__To do__.
1 – Please write out the part of the neurotransmitter passage between "1. Presynaptic Vesicles" and "next brain cell.", inclusive.
2 – Using the neurotransmitter passage, answer each of the following:
(a) What are the molecules that carry communication between neural cells called?
(b) What are vesicles made out of?
(c) What is the tiny gap between brain cells called?

__Document passage__.
It was once thought that the brain was a single network that transmitted electrical pulses to the nerves. The Spanish neuroscientist Remon y Cajal showed that the cells of the brain and nervous system actually had tiny gaps too small to be seen by the microscopes of the day. Communication between neural cells is made with molecules called neurotransmitters which are ejected from the neuron -- brain cell -- when it "fires."
  1. Presynaptic Vesicles

    • Vesicles are small containers inside of living cells that are made out of the same two layer walls that make up cell walls. Some vesicles contain garbage that the cell wants to expel. These vesicles are pushed into the cell wall and the wall of the vesicle merges with the cell wall and the interior of the vesicle is suddenly on the outside of the cell. Vesicles containing neurotransmitters manufactured in a brain cell are expelled in the same way. An electrical potential pushes a vesicle full of neurotransmitters into the cell wall at the synapse and the neurotransmitters are expelled from one brain cell toward the next brain cell.

    Transmission

    • The tiny gap between brain cells is called a synapse. Neurotransmitters are expelled from the presynaptic neuron and cross the synaptic cleft toward the post synaptic neuron. During this journey, the neurotransmitters are subject to reaction with whatever chemicals are in the interstitial fluid -- the fluid between the cells. Some of the chemicals in the interstitial fluid -- like hormones -- exist just to interfere with neurotransmitters. This is the chemistry behind how out emotions interfere with our thought processes.

__Data provided__.
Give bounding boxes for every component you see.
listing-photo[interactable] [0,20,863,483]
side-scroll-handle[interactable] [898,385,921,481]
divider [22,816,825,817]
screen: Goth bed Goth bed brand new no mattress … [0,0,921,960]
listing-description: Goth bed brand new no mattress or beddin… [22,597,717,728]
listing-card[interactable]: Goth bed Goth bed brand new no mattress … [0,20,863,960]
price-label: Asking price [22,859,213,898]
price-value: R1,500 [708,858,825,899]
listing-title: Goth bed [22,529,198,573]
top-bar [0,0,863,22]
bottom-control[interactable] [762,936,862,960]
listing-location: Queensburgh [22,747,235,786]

__Outputs in order__.
1 –
1. Presynaptic Vesicles

    • Vesicles are small containers inside of living cells that are made out of the same two layer walls that make up cell walls. Some vesicles contain garbage that the cell wants to expel. These vesicles are pushed into the cell wall and the wall of the vesicle merges with the cell wall and the interior of the vesicle is suddenly on the outside of the cell. Vesicles containing neurotransmitters manufactured in a brain cell are expelled in the same way. An electrical potential pushes a vesicle full of neurotransmitters into the cell wall at the synapse and the neurotransmitters are expelled from one brain cell toward the next brain cell.

2 –
(a) Neurotransmitters.
(b) The same two-layer walls that make up cell walls.
(c) A synapse.